## Short problem
Answer with one number: the count of lines in the listing below that hold the word "control".

═══ Supplied data ═══

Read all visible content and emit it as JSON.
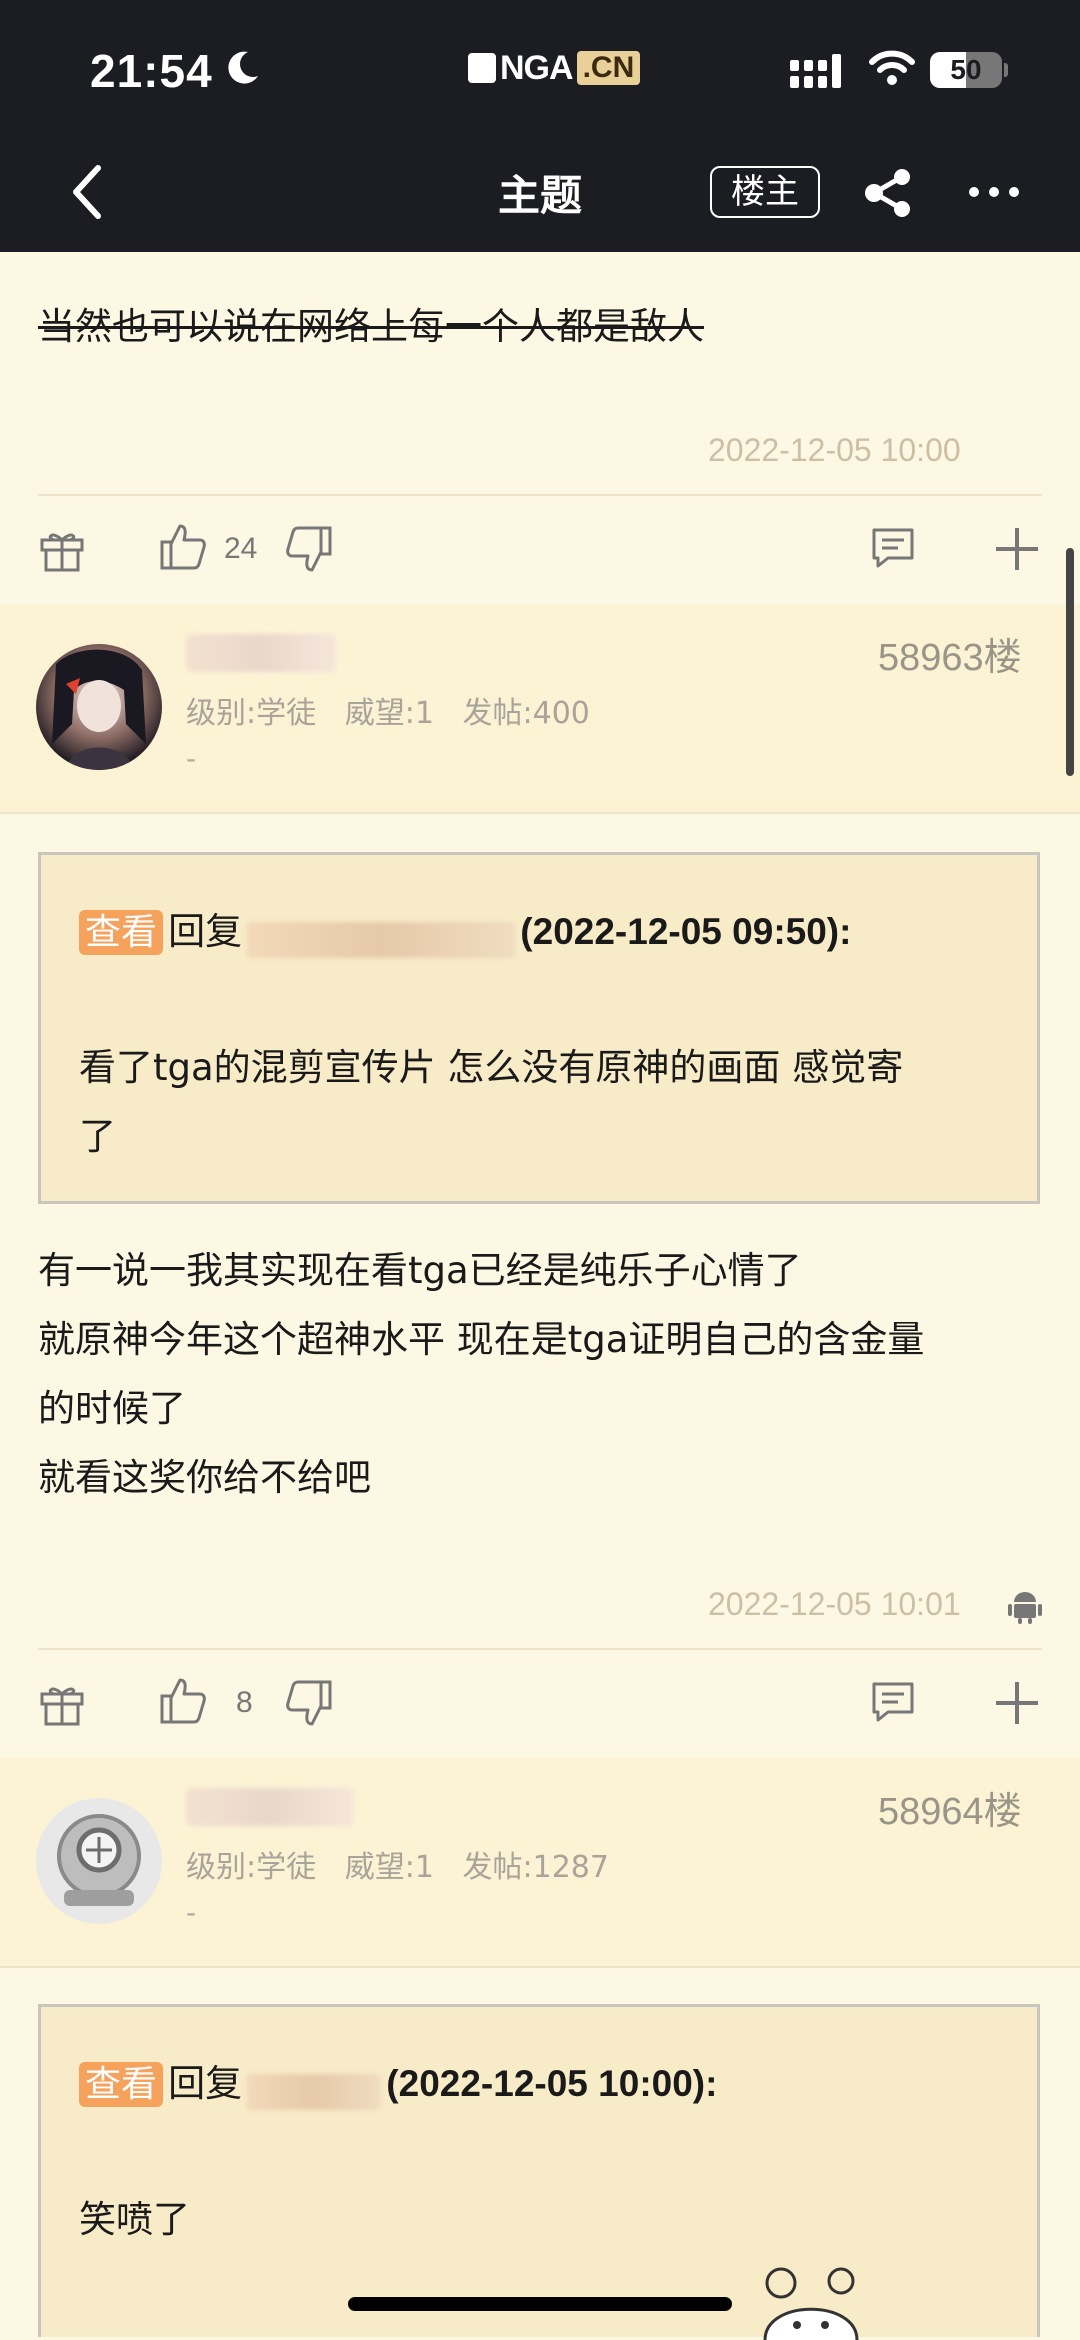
{
  "status": {
    "time": "21:54",
    "battery": "50",
    "battery_level": 0.5
  },
  "app": {
    "logo_main": "NGA",
    "logo_suffix": ".CN"
  },
  "nav": {
    "title": "主题",
    "op_button": "楼主"
  },
  "colors": {
    "topbar": "#1c1d22",
    "page_bg": "#fdf8e4",
    "user_band": "#fcf3d5",
    "view_tag": "#f5a25d",
    "quote_bg": "#f7ebc8"
  },
  "posts": [
    {
      "body_lines": [
        "当然也可以说在网络上每一个人都是敌人"
      ],
      "timestamp": "2022-12-05 10:00",
      "likes": "24"
    },
    {
      "floor": "58963楼",
      "stats": "级别:学徒   威望:1   发帖:400",
      "dash": "-",
      "quote": {
        "tag": "查看",
        "reply_label": "回复",
        "reply_time": "(2022-12-05 09:50):",
        "text_lines": [
          "看了tga的混剪宣传片 怎么没有原神的画面 感觉寄",
          "了"
        ]
      },
      "body_lines": [
        "有一说一我其实现在看tga已经是纯乐子心情了",
        "就原神今年这个超神水平 现在是tga证明自己的含金量",
        "的时候了",
        "就看这奖你给不给吧"
      ],
      "timestamp": "2022-12-05 10:01",
      "likes": "8"
    },
    {
      "floor": "58964楼",
      "stats": "级别:学徒   威望:1   发帖:1287",
      "dash": "-",
      "quote": {
        "tag": "查看",
        "reply_label": "回复",
        "reply_time": "(2022-12-05 10:00):",
        "text_lines": [
          "笑喷了"
        ]
      }
    }
  ],
  "icons": [
    "back-icon",
    "share-icon",
    "more-icon",
    "gift-icon",
    "thumb-up-icon",
    "thumb-down-icon",
    "comment-icon",
    "plus-icon",
    "android-icon",
    "moon-icon",
    "signal-icon",
    "wifi-icon"
  ]
}
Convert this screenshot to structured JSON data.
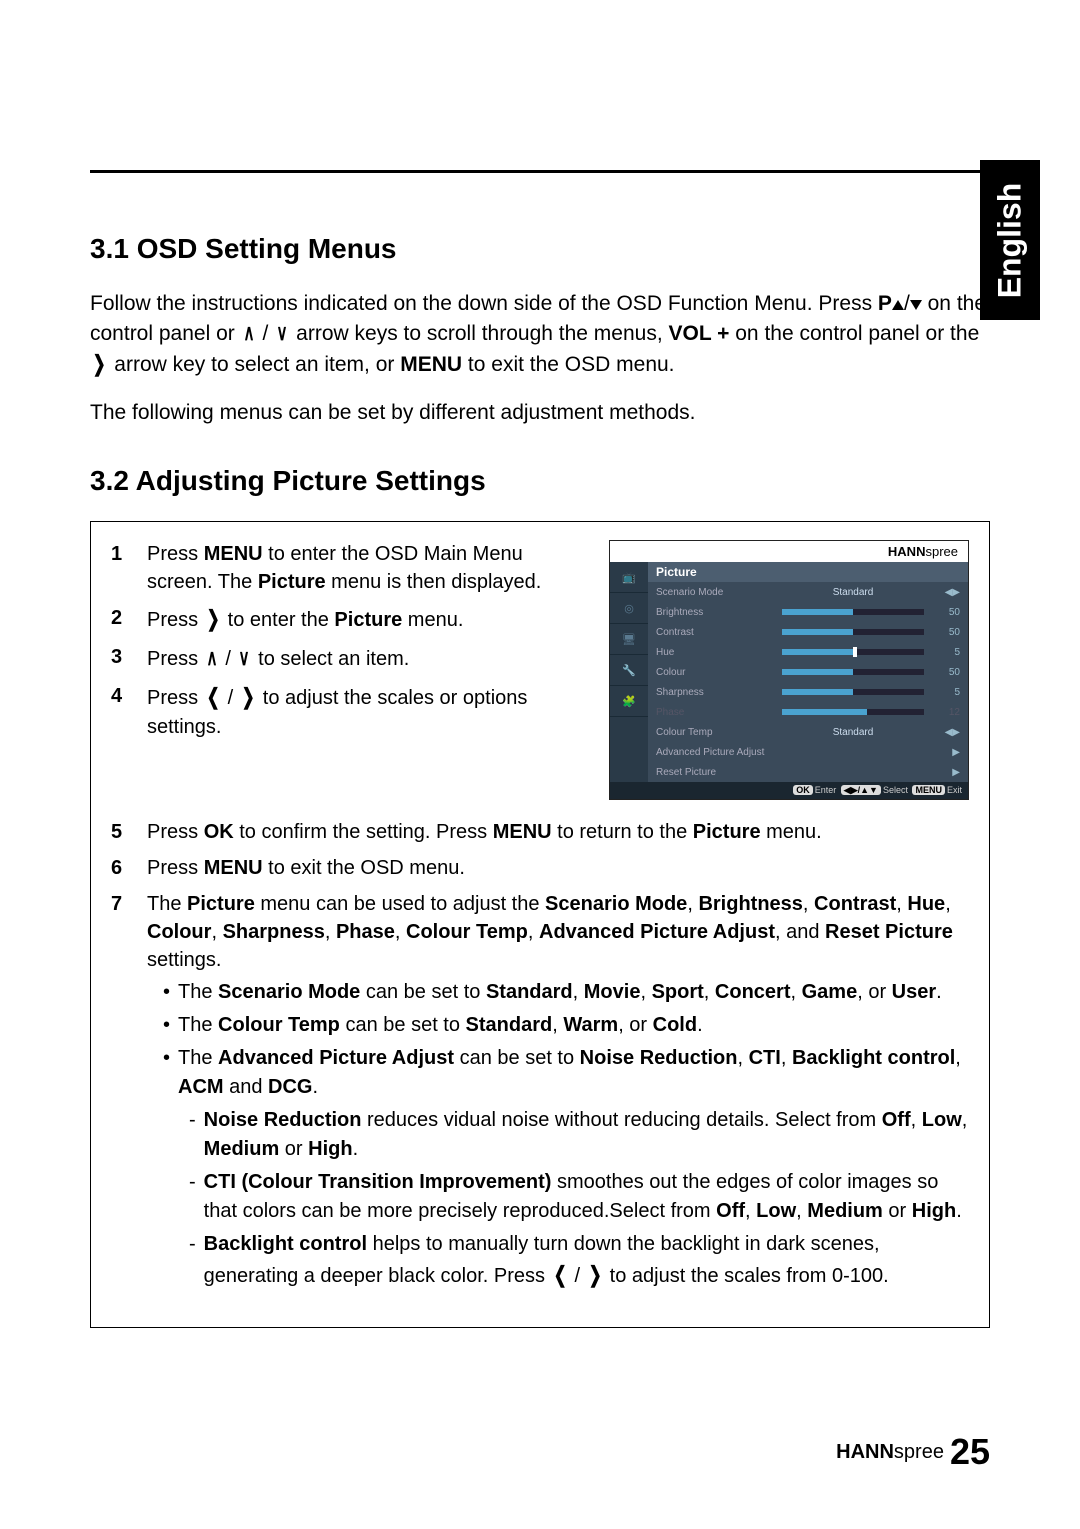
{
  "side_tab": "English",
  "section_31": {
    "heading": "3.1    OSD Setting Menus",
    "para1_a": "Follow the instructions indicated on the down side of the OSD Function Menu. Press ",
    "para1_b": "P",
    "para1_c": "on the control panel or ",
    "para1_d": " arrow keys to scroll through the menus, ",
    "para1_vol": "VOL +",
    "para1_e": " on the control panel or the ",
    "para1_f": " arrow key to select an item, or ",
    "para1_menu": "MENU",
    "para1_g": " to exit the OSD menu.",
    "para2": "The following menus can be set by different adjustment methods."
  },
  "section_32": {
    "heading": "3.2    Adjusting Picture Settings"
  },
  "steps": {
    "s1_a": "Press ",
    "s1_menu": "MENU",
    "s1_b": " to enter the OSD Main Menu screen. The ",
    "s1_pic": "Picture",
    "s1_c": " menu is then displayed.",
    "s2_a": "Press ",
    "s2_b": " to enter the ",
    "s2_pic": "Picture",
    "s2_c": " menu.",
    "s3_a": "Press ",
    "s3_b": " to select an item.",
    "s4_a": "Press ",
    "s4_b": " to adjust the scales or options settings.",
    "s5_a": "Press ",
    "s5_ok": "OK",
    "s5_b": " to confirm the setting. Press ",
    "s5_menu": "MENU",
    "s5_c": " to return to the ",
    "s5_pic": "Picture",
    "s5_d": " menu.",
    "s6_a": "Press ",
    "s6_menu": "MENU",
    "s6_b": " to exit the OSD menu.",
    "s7_a": "The ",
    "s7_pic": "Picture",
    "s7_b": " menu can be used to adjust the ",
    "s7_list1": "Scenario Mode",
    "s7_list2": "Brightness",
    "s7_list3": "Contrast",
    "s7_list4": "Hue",
    "s7_list5": "Colour",
    "s7_list6": "Sharpness",
    "s7_list7": "Phase",
    "s7_list8": "Colour Temp",
    "s7_list9": "Advanced Picture Adjust",
    "s7_list10": "Reset Picture",
    "s7_c": " settings."
  },
  "bullets": {
    "b1_a": "The ",
    "b1_b": "Scenario Mode",
    "b1_c": " can be set to ",
    "b1_opts": [
      "Standard",
      "Movie",
      "Sport",
      "Concert",
      "Game",
      "User"
    ],
    "b2_a": "The ",
    "b2_b": "Colour Temp",
    "b2_c": " can be set to ",
    "b2_opts": [
      "Standard",
      "Warm",
      "Cold"
    ],
    "b3_a": "The ",
    "b3_b": "Advanced Picture Adjust",
    "b3_c": " can be set to ",
    "b3_opts": [
      "Noise Reduction",
      "CTI",
      "Backlight control",
      "ACM",
      "DCG"
    ]
  },
  "dashes": {
    "d1_b": "Noise Reduction",
    "d1_t": " reduces vidual noise without reducing details. Select from ",
    "d1_opts": [
      "Off",
      "Low",
      "Medium",
      "High"
    ],
    "d2_b": "CTI (Colour Transition Improvement)",
    "d2_t": " smoothes out the edges of color images so that colors can be more precisely reproduced.Select from ",
    "d2_opts": [
      "Off",
      "Low",
      "Medium",
      "High"
    ],
    "d3_b": "Backlight control",
    "d3_t1": " helps to manually turn down the backlight in dark scenes, generating a deeper black color. Press ",
    "d3_t2": " to adjust the scales from 0-100."
  },
  "osd": {
    "brand": "HANNspree",
    "title": "Picture",
    "rows": [
      {
        "label": "Scenario Mode",
        "type": "text",
        "value": "Standard",
        "nav": "◀▶"
      },
      {
        "label": "Brightness",
        "type": "bar",
        "fill": 50,
        "value": "50"
      },
      {
        "label": "Contrast",
        "type": "bar",
        "fill": 50,
        "value": "50"
      },
      {
        "label": "Hue",
        "type": "bar",
        "fill": 50,
        "value": "5",
        "marker": true
      },
      {
        "label": "Colour",
        "type": "bar",
        "fill": 50,
        "value": "50"
      },
      {
        "label": "Sharpness",
        "type": "bar",
        "fill": 50,
        "value": "5"
      },
      {
        "label": "Phase",
        "type": "bar",
        "fill": 60,
        "value": "12",
        "dim": true
      },
      {
        "label": "Colour Temp",
        "type": "text",
        "value": "Standard",
        "nav": "◀▶"
      },
      {
        "label": "Advanced Picture Adjust",
        "type": "arrow",
        "value": "▶"
      },
      {
        "label": "Reset Picture",
        "type": "arrow",
        "value": "▶"
      }
    ],
    "footer": {
      "ok": "OK",
      "enter": "Enter",
      "sel_icon": "◀▶/▲▼",
      "select": "Select",
      "menu": "MENU",
      "exit": "Exit"
    }
  },
  "footer": {
    "brand_a": "HANN",
    "brand_b": "spree",
    "page": "25"
  }
}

═══

## Solved exercise
4